→ Provided information

========

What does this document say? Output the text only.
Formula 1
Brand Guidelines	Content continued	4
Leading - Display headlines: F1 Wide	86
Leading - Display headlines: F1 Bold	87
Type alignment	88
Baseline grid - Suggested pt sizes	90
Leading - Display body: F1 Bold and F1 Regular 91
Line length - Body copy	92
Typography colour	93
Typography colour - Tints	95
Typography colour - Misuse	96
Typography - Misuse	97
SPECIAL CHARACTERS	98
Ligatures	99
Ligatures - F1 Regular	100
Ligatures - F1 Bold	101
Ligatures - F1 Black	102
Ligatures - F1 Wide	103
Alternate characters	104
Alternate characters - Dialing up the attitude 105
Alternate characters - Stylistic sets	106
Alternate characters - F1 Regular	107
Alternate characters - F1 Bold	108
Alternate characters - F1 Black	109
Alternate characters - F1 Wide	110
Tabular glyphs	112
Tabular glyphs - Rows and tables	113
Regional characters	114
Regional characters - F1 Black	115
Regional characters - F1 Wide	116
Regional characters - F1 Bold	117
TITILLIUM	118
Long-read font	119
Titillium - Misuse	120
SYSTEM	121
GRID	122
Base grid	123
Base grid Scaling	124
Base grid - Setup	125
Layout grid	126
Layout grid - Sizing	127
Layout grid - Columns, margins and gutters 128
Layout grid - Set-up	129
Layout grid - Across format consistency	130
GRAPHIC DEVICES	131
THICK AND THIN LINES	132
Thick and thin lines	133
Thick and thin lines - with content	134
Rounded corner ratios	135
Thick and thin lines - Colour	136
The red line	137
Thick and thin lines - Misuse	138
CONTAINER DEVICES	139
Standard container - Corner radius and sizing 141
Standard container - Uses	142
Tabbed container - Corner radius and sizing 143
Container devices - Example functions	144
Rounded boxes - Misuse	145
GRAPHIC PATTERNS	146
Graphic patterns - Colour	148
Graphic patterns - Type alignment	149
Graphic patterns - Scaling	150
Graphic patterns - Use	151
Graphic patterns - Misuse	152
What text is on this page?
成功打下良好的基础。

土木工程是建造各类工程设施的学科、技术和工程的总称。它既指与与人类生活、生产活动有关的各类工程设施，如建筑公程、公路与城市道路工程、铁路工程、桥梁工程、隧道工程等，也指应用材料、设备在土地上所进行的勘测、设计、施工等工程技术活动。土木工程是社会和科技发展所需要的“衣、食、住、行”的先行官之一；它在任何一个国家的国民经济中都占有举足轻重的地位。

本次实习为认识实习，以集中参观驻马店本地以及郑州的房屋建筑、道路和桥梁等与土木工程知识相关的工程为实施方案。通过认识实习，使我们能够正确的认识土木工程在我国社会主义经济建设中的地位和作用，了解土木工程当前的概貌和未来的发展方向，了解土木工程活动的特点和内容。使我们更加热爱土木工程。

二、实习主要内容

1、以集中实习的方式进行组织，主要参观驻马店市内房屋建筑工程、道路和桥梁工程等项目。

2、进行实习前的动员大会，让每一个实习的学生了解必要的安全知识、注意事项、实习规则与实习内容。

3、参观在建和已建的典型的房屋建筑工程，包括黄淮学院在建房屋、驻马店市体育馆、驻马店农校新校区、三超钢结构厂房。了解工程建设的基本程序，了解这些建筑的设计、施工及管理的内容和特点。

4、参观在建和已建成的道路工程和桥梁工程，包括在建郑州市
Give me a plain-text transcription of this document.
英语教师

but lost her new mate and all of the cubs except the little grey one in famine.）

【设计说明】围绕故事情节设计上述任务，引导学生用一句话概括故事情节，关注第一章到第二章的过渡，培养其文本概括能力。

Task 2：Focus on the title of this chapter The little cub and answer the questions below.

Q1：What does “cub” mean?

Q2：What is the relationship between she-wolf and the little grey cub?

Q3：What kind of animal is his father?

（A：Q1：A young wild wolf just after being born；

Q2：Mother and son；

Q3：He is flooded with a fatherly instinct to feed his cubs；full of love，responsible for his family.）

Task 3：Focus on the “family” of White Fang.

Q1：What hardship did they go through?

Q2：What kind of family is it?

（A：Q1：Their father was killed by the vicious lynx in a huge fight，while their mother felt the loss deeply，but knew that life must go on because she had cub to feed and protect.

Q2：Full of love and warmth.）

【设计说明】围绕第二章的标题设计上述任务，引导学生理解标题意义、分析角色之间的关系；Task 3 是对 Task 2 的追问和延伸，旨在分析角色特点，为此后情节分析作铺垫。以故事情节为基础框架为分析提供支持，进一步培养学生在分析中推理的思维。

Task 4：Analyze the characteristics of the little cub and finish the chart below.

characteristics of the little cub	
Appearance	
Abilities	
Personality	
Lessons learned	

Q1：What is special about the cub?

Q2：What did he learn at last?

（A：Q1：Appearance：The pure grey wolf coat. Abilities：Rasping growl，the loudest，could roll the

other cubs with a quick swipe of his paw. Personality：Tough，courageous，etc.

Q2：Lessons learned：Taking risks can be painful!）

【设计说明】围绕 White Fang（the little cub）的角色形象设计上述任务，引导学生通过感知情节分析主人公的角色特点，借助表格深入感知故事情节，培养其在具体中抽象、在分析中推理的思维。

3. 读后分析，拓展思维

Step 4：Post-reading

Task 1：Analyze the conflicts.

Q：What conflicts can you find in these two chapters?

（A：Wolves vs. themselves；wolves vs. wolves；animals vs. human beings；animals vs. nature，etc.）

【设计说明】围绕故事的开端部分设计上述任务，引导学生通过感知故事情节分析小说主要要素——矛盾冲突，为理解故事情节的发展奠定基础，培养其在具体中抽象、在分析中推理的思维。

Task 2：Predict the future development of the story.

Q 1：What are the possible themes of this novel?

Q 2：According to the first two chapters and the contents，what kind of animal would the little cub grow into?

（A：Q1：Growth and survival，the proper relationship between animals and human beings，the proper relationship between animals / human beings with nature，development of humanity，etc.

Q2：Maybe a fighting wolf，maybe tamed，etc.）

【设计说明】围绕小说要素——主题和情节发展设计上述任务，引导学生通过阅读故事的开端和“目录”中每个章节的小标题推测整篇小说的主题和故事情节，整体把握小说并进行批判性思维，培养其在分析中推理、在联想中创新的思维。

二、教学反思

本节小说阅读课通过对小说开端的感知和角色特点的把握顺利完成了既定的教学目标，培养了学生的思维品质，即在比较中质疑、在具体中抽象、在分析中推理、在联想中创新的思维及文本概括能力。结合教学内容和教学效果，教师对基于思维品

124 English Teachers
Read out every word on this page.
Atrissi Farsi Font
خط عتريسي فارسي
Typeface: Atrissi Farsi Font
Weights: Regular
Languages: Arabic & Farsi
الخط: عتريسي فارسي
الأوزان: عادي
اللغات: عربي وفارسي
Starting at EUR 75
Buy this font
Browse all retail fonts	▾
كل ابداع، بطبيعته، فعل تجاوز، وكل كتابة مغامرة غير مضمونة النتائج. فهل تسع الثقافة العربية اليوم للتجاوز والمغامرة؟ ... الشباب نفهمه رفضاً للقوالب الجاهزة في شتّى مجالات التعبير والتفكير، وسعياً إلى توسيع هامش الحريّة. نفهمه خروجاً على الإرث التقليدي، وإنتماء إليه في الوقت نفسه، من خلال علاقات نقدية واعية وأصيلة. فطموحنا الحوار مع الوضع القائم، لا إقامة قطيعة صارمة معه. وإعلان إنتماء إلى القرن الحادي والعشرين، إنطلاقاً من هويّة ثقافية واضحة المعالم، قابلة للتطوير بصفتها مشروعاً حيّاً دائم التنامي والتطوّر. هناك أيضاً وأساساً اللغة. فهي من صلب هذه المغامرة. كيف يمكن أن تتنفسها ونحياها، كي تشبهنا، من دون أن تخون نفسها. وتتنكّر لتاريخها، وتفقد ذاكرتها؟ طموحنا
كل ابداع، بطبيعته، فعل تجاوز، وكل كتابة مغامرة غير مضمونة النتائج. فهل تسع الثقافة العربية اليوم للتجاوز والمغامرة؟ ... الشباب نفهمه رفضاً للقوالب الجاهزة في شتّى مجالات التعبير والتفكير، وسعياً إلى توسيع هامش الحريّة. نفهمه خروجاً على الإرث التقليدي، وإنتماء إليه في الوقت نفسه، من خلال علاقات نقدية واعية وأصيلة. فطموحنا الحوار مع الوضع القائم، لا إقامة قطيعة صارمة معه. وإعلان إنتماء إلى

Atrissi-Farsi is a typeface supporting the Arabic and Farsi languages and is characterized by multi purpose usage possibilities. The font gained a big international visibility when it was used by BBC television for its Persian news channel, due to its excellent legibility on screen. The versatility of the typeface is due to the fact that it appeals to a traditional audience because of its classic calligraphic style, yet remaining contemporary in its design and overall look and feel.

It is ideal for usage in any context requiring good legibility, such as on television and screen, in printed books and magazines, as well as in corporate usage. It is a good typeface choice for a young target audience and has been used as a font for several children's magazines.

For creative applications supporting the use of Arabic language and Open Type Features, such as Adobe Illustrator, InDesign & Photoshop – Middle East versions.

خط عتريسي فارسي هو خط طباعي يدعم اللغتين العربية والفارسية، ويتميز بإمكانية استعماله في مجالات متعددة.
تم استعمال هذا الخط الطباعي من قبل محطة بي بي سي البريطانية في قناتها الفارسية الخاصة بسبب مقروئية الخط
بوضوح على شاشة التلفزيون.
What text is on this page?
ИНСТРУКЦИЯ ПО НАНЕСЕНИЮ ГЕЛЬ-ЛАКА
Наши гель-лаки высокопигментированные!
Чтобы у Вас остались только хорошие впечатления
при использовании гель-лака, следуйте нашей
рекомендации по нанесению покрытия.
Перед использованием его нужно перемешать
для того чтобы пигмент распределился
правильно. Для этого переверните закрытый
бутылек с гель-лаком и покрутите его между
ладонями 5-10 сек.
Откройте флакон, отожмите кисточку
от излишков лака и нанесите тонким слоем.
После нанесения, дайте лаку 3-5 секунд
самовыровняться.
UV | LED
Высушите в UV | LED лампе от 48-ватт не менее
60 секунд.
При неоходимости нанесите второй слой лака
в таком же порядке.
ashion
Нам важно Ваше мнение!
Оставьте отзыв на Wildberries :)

========

→ What to do
Of all the lines above, how many contain the word "مضمونة"? Answer with only the number.

→ Result
2